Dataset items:
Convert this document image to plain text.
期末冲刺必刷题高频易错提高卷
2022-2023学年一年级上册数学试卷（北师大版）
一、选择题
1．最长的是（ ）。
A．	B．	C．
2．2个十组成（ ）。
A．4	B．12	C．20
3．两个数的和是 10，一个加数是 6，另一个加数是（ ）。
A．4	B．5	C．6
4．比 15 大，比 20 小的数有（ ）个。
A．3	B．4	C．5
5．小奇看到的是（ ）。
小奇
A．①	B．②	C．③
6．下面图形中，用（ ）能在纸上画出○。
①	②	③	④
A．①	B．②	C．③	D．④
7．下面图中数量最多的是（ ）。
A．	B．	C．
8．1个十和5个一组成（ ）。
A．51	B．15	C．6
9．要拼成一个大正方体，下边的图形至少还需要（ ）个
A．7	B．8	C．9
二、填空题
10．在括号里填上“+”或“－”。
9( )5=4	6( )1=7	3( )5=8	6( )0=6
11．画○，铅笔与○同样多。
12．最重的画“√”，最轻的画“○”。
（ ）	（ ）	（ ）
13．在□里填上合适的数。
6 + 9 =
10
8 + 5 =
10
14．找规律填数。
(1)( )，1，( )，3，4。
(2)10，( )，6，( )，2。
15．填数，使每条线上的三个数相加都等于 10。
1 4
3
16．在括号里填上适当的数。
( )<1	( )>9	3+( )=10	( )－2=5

--

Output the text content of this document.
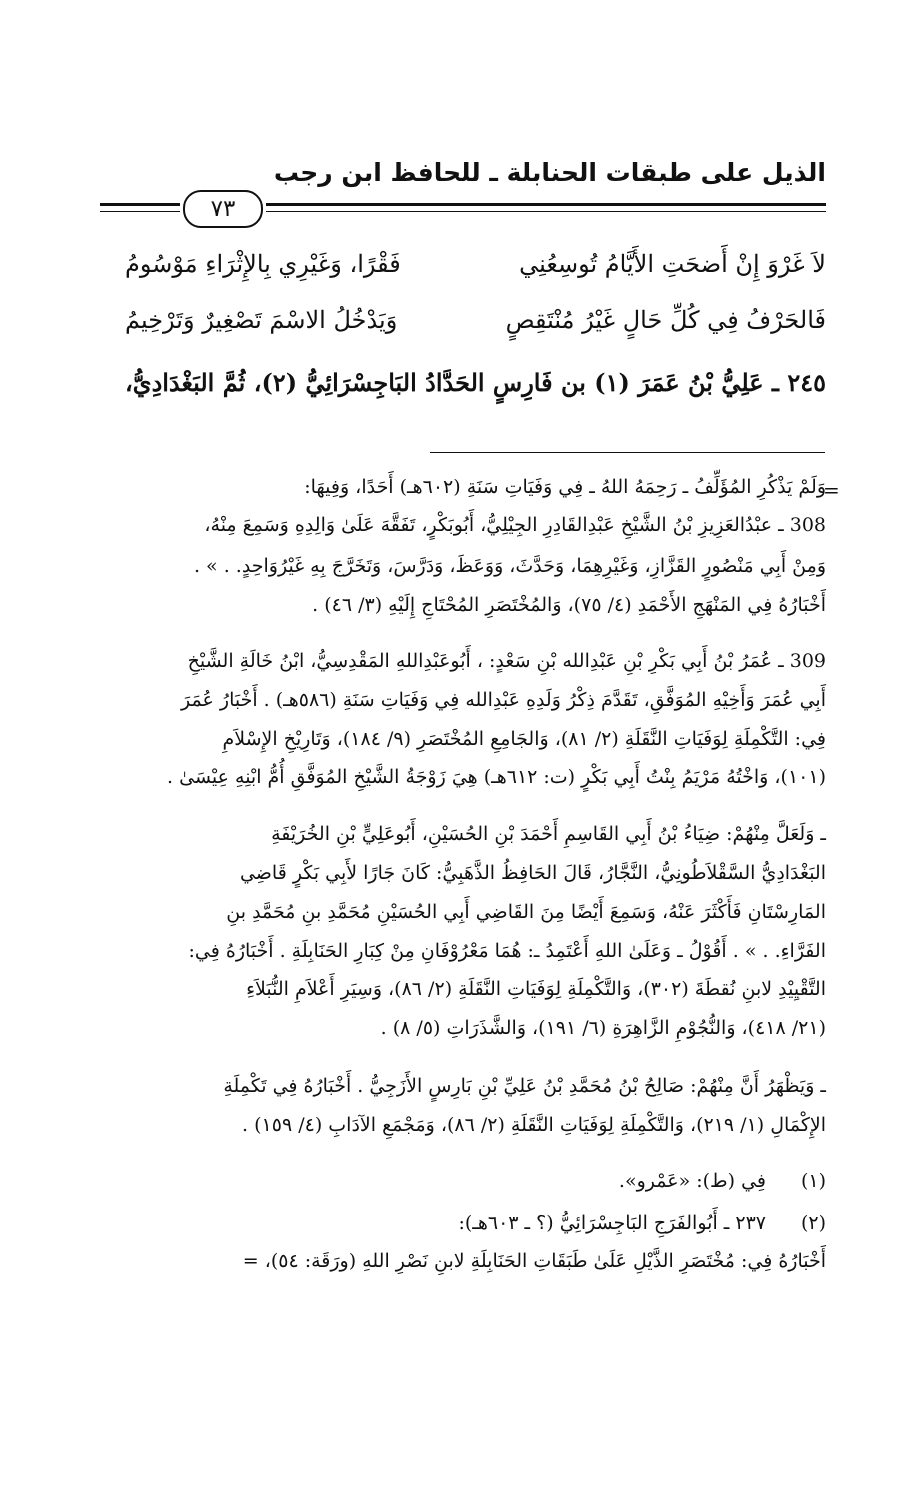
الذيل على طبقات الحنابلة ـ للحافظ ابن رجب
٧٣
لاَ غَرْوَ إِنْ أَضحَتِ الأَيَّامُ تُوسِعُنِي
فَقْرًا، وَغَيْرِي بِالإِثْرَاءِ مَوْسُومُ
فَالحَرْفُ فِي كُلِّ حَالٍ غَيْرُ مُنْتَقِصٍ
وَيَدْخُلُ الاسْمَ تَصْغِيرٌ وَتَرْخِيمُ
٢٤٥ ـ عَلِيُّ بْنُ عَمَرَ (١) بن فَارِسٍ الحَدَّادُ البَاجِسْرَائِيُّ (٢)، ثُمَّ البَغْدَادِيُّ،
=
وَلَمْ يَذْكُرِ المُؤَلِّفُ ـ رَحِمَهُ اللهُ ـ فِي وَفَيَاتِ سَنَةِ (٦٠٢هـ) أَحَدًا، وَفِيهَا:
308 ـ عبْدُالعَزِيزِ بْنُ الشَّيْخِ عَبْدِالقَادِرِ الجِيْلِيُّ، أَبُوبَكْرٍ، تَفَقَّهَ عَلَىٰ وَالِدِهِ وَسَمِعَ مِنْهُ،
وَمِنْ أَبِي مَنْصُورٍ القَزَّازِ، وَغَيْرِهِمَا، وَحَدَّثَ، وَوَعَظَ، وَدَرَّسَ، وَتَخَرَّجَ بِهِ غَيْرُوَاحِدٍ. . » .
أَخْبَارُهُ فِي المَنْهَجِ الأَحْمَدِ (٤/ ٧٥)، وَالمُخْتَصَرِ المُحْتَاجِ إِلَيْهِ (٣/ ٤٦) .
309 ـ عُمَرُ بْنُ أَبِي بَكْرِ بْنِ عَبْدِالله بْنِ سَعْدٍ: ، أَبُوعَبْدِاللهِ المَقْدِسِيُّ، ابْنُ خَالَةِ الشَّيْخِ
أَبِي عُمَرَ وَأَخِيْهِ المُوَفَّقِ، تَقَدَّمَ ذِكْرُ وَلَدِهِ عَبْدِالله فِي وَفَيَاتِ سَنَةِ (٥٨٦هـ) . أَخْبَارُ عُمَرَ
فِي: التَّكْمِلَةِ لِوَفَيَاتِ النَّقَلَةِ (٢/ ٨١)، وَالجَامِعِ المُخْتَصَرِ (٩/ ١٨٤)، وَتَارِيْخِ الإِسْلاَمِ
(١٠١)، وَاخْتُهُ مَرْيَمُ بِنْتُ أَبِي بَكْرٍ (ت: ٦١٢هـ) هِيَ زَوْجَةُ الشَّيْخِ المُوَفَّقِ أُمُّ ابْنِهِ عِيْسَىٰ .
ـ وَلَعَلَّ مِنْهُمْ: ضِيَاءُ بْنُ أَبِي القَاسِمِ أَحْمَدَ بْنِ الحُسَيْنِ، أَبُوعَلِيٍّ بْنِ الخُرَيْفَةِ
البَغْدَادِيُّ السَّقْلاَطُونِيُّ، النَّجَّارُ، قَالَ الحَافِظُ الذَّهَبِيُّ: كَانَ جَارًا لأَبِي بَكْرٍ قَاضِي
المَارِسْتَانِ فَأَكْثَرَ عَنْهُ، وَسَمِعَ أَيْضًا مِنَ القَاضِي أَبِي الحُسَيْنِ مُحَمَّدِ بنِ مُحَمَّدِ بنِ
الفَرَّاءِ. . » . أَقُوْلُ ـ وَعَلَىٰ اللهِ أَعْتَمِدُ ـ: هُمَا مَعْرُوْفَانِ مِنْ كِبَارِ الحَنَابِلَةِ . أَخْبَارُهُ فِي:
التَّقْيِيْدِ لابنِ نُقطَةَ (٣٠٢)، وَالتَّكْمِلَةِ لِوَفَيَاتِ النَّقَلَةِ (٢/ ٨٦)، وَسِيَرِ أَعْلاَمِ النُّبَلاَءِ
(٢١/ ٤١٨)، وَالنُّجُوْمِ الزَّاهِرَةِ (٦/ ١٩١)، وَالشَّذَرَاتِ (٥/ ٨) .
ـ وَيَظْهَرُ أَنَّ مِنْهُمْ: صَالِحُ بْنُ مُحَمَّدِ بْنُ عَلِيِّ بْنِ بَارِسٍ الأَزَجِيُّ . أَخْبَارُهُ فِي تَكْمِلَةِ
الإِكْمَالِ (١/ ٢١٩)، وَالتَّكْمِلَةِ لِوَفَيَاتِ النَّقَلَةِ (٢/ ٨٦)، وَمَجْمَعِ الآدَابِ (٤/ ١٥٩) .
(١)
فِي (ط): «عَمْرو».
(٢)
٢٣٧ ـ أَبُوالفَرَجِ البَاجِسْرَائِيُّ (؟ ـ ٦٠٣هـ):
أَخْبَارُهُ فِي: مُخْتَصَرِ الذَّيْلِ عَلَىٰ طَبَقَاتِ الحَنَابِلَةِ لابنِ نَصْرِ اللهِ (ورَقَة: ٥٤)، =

* * *

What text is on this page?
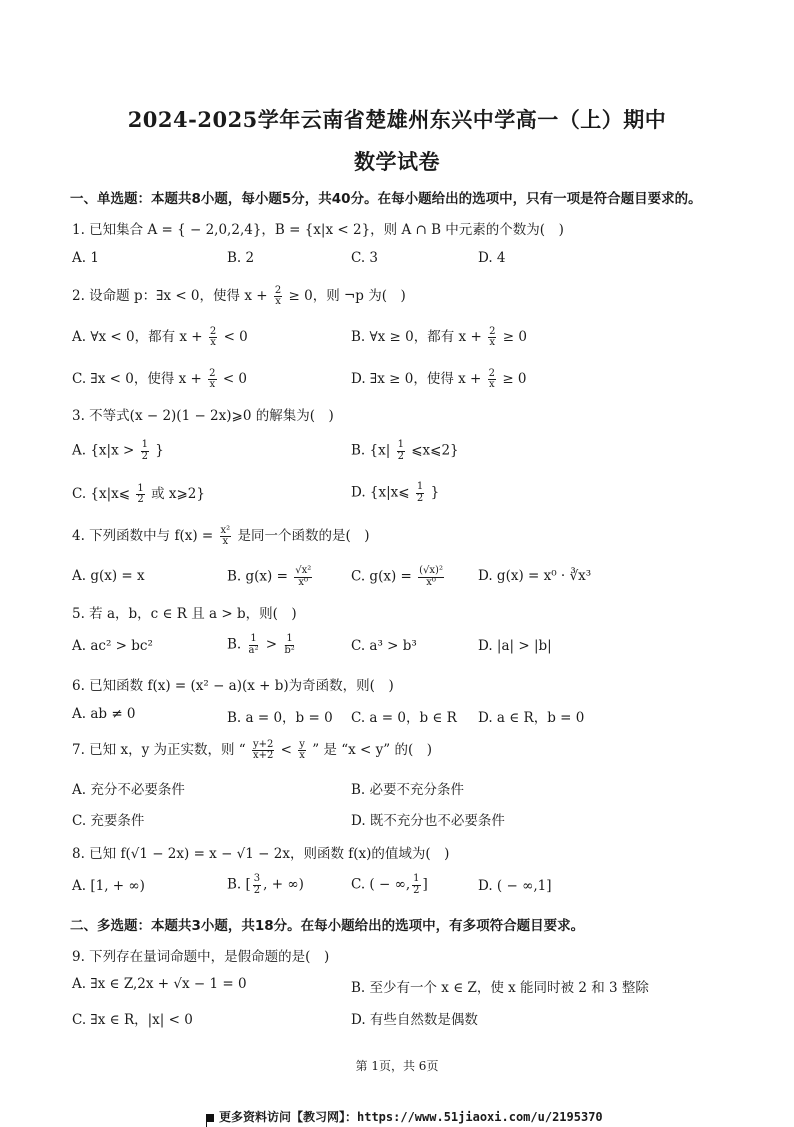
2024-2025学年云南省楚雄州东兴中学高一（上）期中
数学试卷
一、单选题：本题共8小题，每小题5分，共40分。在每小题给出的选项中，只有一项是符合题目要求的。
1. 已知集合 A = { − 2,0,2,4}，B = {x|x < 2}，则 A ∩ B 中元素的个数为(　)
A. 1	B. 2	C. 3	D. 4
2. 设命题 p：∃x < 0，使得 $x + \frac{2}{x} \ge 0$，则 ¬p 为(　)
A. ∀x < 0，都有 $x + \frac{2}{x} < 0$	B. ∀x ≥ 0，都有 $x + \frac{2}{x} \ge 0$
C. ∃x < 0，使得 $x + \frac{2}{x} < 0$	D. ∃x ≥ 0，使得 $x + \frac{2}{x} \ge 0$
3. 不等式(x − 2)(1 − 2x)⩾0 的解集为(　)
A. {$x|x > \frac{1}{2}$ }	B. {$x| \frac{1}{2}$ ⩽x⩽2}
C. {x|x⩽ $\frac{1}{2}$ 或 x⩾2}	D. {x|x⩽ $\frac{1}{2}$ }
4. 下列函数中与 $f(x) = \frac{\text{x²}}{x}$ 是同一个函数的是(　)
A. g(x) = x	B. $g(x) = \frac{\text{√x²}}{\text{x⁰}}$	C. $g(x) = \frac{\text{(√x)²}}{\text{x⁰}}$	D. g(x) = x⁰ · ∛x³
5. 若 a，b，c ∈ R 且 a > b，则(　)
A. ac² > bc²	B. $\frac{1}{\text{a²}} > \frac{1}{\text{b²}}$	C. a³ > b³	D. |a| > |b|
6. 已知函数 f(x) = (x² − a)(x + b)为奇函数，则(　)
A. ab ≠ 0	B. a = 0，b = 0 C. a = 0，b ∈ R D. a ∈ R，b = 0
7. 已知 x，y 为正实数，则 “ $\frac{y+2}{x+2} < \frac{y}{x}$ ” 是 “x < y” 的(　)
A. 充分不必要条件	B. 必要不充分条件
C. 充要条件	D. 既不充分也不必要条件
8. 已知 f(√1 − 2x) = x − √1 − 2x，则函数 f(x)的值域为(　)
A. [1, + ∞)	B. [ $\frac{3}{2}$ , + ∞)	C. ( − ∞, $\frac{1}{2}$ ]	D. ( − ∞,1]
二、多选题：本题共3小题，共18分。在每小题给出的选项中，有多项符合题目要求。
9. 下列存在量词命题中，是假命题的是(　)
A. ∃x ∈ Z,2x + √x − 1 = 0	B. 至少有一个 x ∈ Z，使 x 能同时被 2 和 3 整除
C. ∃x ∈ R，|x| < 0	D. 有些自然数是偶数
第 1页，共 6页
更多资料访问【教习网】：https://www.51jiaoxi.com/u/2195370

* _Directions_: From the data above, copy out every line with the string "text" in it.

* _The output_:
Convert this document image to plain text.
Output the text content of this document.
What text is on this page?
4. 下列函数中与 $f(x) = \frac{\text{x²}}{x}$ 是同一个函数的是(　)
A. g(x) = x	B. $g(x) = \frac{\text{√x²}}{\text{x⁰}}$	C. $g(x) = \frac{\text{(√x)²}}{\text{x⁰}}$	D. g(x) = x⁰ · ∛x³
A. ac² > bc²	B. $\frac{1}{\text{a²}} > \frac{1}{\text{b²}}$	C. a³ > b³	D. |a| > |b|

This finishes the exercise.